▸ INFORMATION PROVIDED:
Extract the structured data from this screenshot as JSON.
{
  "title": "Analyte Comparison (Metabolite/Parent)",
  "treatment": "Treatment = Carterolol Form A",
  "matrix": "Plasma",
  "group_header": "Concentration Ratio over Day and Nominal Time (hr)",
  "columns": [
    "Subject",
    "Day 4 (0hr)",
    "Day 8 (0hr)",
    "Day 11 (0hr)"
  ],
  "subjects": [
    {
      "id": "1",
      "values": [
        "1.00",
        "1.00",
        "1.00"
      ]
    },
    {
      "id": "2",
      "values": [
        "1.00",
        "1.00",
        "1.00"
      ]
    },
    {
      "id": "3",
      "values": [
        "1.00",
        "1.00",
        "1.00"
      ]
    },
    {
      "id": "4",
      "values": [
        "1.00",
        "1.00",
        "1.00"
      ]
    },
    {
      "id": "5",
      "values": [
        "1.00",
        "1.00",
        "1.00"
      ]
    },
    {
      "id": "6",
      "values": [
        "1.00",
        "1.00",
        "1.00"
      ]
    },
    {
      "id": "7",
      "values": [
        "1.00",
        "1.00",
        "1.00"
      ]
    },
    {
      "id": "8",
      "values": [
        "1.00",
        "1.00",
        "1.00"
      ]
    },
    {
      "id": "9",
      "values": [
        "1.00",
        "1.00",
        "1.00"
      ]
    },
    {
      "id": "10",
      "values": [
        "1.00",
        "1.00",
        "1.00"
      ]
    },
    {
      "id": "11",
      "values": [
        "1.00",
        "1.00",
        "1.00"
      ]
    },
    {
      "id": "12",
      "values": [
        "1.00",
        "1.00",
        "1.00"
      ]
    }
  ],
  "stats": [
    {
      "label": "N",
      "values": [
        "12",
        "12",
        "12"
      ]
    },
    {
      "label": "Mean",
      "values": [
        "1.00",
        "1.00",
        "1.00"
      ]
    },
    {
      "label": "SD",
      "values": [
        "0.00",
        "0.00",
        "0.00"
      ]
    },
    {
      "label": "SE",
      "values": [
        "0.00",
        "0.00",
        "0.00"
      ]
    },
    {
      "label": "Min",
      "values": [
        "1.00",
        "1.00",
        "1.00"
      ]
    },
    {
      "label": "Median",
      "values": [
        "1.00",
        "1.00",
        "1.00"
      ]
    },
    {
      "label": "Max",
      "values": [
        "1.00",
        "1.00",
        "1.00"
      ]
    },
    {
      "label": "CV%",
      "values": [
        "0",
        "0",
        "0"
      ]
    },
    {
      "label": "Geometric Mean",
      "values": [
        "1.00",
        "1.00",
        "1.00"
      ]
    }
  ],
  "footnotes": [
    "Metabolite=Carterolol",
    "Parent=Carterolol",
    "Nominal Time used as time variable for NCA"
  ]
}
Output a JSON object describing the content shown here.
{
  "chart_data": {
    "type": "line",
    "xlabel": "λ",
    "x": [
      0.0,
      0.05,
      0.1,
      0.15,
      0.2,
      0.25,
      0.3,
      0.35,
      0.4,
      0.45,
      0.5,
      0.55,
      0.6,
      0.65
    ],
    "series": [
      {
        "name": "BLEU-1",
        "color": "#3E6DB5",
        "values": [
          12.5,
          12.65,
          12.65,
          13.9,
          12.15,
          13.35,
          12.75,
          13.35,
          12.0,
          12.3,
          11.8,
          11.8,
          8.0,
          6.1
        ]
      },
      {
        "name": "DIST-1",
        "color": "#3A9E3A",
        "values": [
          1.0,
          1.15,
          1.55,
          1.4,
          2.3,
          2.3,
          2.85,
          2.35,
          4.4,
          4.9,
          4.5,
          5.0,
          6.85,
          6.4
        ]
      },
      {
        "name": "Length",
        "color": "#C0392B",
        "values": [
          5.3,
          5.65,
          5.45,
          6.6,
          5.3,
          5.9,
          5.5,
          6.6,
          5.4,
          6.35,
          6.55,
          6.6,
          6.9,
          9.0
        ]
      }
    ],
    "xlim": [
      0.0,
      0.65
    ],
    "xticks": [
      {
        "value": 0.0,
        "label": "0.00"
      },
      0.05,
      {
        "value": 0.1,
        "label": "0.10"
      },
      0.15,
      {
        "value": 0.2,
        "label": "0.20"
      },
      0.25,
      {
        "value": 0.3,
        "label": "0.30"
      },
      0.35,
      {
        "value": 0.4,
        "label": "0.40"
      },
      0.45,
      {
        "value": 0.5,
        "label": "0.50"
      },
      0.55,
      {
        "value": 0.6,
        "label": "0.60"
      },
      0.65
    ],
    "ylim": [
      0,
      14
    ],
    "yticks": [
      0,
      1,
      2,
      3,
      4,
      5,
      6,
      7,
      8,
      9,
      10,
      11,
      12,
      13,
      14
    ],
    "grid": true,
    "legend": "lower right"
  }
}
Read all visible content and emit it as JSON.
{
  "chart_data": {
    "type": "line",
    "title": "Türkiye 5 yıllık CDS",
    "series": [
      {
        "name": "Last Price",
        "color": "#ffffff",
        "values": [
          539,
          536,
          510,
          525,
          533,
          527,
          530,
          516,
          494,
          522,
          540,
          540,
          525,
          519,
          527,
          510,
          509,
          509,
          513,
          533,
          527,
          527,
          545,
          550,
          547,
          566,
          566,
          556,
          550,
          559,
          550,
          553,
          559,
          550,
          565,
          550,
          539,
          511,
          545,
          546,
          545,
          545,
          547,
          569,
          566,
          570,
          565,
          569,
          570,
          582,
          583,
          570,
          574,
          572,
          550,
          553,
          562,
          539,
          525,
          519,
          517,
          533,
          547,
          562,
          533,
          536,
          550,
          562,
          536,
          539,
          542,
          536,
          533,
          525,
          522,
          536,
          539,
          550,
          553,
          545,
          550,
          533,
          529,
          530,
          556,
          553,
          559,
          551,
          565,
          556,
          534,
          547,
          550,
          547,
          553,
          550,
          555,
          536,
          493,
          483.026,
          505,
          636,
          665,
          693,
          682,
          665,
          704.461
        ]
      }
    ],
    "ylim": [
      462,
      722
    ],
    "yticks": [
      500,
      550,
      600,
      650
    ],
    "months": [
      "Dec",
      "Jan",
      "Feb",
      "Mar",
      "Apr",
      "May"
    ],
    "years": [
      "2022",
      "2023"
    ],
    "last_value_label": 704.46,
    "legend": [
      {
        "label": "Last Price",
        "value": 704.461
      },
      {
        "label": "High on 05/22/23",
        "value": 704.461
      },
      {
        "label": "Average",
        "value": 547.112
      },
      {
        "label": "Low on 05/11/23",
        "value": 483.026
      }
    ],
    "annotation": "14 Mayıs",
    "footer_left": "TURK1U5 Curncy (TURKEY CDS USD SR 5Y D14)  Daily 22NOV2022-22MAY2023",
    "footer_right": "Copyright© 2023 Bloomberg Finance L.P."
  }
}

▸ WHAT IS BEING ASKED:
Repeat every record, keeping each word and mark exactly as it is.

▸ EXERCISE RESULT:
Extract the structured data from this screenshot as JSON.
{
  "title": "Analyte Comparison (Metabolite/Parent)",
  "treatment": "Treatment = Carterolol Form A",
  "matrix": "Plasma",
  "group_header": "Concentration Ratio over Day and Nominal Time (hr)",
  "columns": [
    "Subject",
    "Day 4 (0hr)",
    "Day 8 (0hr)",
    "Day 11 (0hr)"
  ],
  "subjects": [
    {
      "id": "1",
      "values": [
        "1.00",
        "1.00",
        "1.00"
      ]
    },
    {
      "id": "2",
      "values": [
        "1.00",
        "1.00",
        "1.00"
      ]
    },
    {
      "id": "3",
      "values": [
        "1.00",
        "1.00",
        "1.00"
      ]
    },
    {
      "id": "4",
      "values": [
        "1.00",
        "1.00",
        "1.00"
      ]
    },
    {
      "id": "5",
      "values": [
        "1.00",
        "1.00",
        "1.00"
      ]
    },
    {
      "id": "6",
      "values": [
        "1.00",
        "1.00",
        "1.00"
      ]
    },
    {
      "id": "7",
      "values": [
        "1.00",
        "1.00",
        "1.00"
      ]
    },
    {
      "id": "8",
      "values": [
        "1.00",
        "1.00",
        "1.00"
      ]
    },
    {
      "id": "9",
      "values": [
        "1.00",
        "1.00",
        "1.00"
      ]
    },
    {
      "id": "10",
      "values": [
        "1.00",
        "1.00",
        "1.00"
      ]
    },
    {
      "id": "11",
      "values": [
        "1.00",
        "1.00",
        "1.00"
      ]
    },
    {
      "id": "12",
      "values": [
        "1.00",
        "1.00",
        "1.00"
      ]
    }
  ],
  "stats": [
    {
      "label": "N",
      "values": [
        "12",
        "12",
        "12"
      ]
    },
    {
      "label": "Mean",
      "values": [
        "1.00",
        "1.00",
        "1.00"
      ]
    },
    {
      "label": "SD",
      "values": [
        "0.00",
        "0.00",
        "0.00"
      ]
    },
    {
      "label": "SE",
      "values": [
        "0.00",
        "0.00",
        "0.00"
      ]
    },
    {
      "label": "Min",
      "values": [
        "1.00",
        "1.00",
        "1.00"
      ]
    },
    {
      "label": "Median",
      "values": [
        "1.00",
        "1.00",
        "1.00"
      ]
    },
    {
      "label": "Max",
      "values": [
        "1.00",
        "1.00",
        "1.00"
      ]
    },
    {
      "label": "CV%",
      "values": [
        "0",
        "0",
        "0"
      ]
    },
    {
      "label": "Geometric Mean",
      "values": [
        "1.00",
        "1.00",
        "1.00"
      ]
    }
  ],
  "footnotes": [
    "Metabolite=Carterolol",
    "Parent=Carterolol",
    "Nominal Time used as time variable for NCA"
  ]
}
Output a JSON object describing the content shown here.
{
  "chart_data": {
    "type": "line",
    "xlabel": "λ",
    "x": [
      0.0,
      0.05,
      0.1,
      0.15,
      0.2,
      0.25,
      0.3,
      0.35,
      0.4,
      0.45,
      0.5,
      0.55,
      0.6,
      0.65
    ],
    "series": [
      {
        "name": "BLEU-1",
        "color": "#3E6DB5",
        "values": [
          12.5,
          12.65,
          12.65,
          13.9,
          12.15,
          13.35,
          12.75,
          13.35,
          12.0,
          12.3,
          11.8,
          11.8,
          8.0,
          6.1
        ]
      },
      {
        "name": "DIST-1",
        "color": "#3A9E3A",
        "values": [
          1.0,
          1.15,
          1.55,
          1.4,
          2.3,
          2.3,
          2.85,
          2.35,
          4.4,
          4.9,
          4.5,
          5.0,
          6.85,
          6.4
        ]
      },
      {
        "name": "Length",
        "color": "#C0392B",
        "values": [
          5.3,
          5.65,
          5.45,
          6.6,
          5.3,
          5.9,
          5.5,
          6.6,
          5.4,
          6.35,
          6.55,
          6.6,
          6.9,
          9.0
        ]
      }
    ],
    "xlim": [
      0.0,
      0.65
    ],
    "xticks": [
      {
        "value": 0.0,
        "label": "0.00"
      },
      0.05,
      {
        "value": 0.1,
        "label": "0.10"
      },
      0.15,
      {
        "value": 0.2,
        "label": "0.20"
      },
      0.25,
      {
        "value": 0.3,
        "label": "0.30"
      },
      0.35,
      {
        "value": 0.4,
        "label": "0.40"
      },
      0.45,
      {
        "value": 0.5,
        "label": "0.50"
      },
      0.55,
      {
        "value": 0.6,
        "label": "0.60"
      },
      0.65
    ],
    "ylim": [
      0,
      14
    ],
    "yticks": [
      0,
      1,
      2,
      3,
      4,
      5,
      6,
      7,
      8,
      9,
      10,
      11,
      12,
      13,
      14
    ],
    "grid": true,
    "legend": "lower right"
  }
}
Read all visible content and emit it as JSON.
{
  "chart_data": {
    "type": "line",
    "title": "Türkiye 5 yıllık CDS",
    "series": [
      {
        "name": "Last Price",
        "color": "#ffffff",
        "values": [
          539,
          536,
          510,
          525,
          533,
          527,
          530,
          516,
          494,
          522,
          540,
          540,
          525,
          519,
          527,
          510,
          509,
          509,
          513,
          533,
          527,
          527,
          545,
          550,
          547,
          566,
          566,
          556,
          550,
          559,
          550,
          553,
          559,
          550,
          565,
          550,
          539,
          511,
          545,
          546,
          545,
          545,
          547,
          569,
          566,
          570,
          565,
          569,
          570,
          582,
          583,
          570,
          574,
          572,
          550,
          553,
          562,
          539,
          525,
          519,
          517,
          533,
          547,
          562,
          533,
          536,
          550,
          562,
          536,
          539,
          542,
          536,
          533,
          525,
          522,
          536,
          539,
          550,
          553,
          545,
          550,
          533,
          529,
          530,
          556,
          553,
          559,
          551,
          565,
          556,
          534,
          547,
          550,
          547,
          553,
          550,
          555,
          536,
          493,
          483.026,
          505,
          636,
          665,
          693,
          682,
          665,
          704.461
        ]
      }
    ],
    "ylim": [
      462,
      722
    ],
    "yticks": [
      500,
      550,
      600,
      650
    ],
    "months": [
      "Dec",
      "Jan",
      "Feb",
      "Mar",
      "Apr",
      "May"
    ],
    "years": [
      "2022",
      "2023"
    ],
    "last_value_label": 704.46,
    "legend": [
      {
        "label": "Last Price",
        "value": 704.461
      },
      {
        "label": "High on 05/22/23",
        "value": 704.461
      },
      {
        "label": "Average",
        "value": 547.112
      },
      {
        "label": "Low on 05/11/23",
        "value": 483.026
      }
    ],
    "annotation": "14 Mayıs",
    "footer_left": "TURK1U5 Curncy (TURKEY CDS USD SR 5Y D14)  Daily 22NOV2022-22MAY2023",
    "footer_right": "Copyright© 2023 Bloomberg Finance L.P."
  }
}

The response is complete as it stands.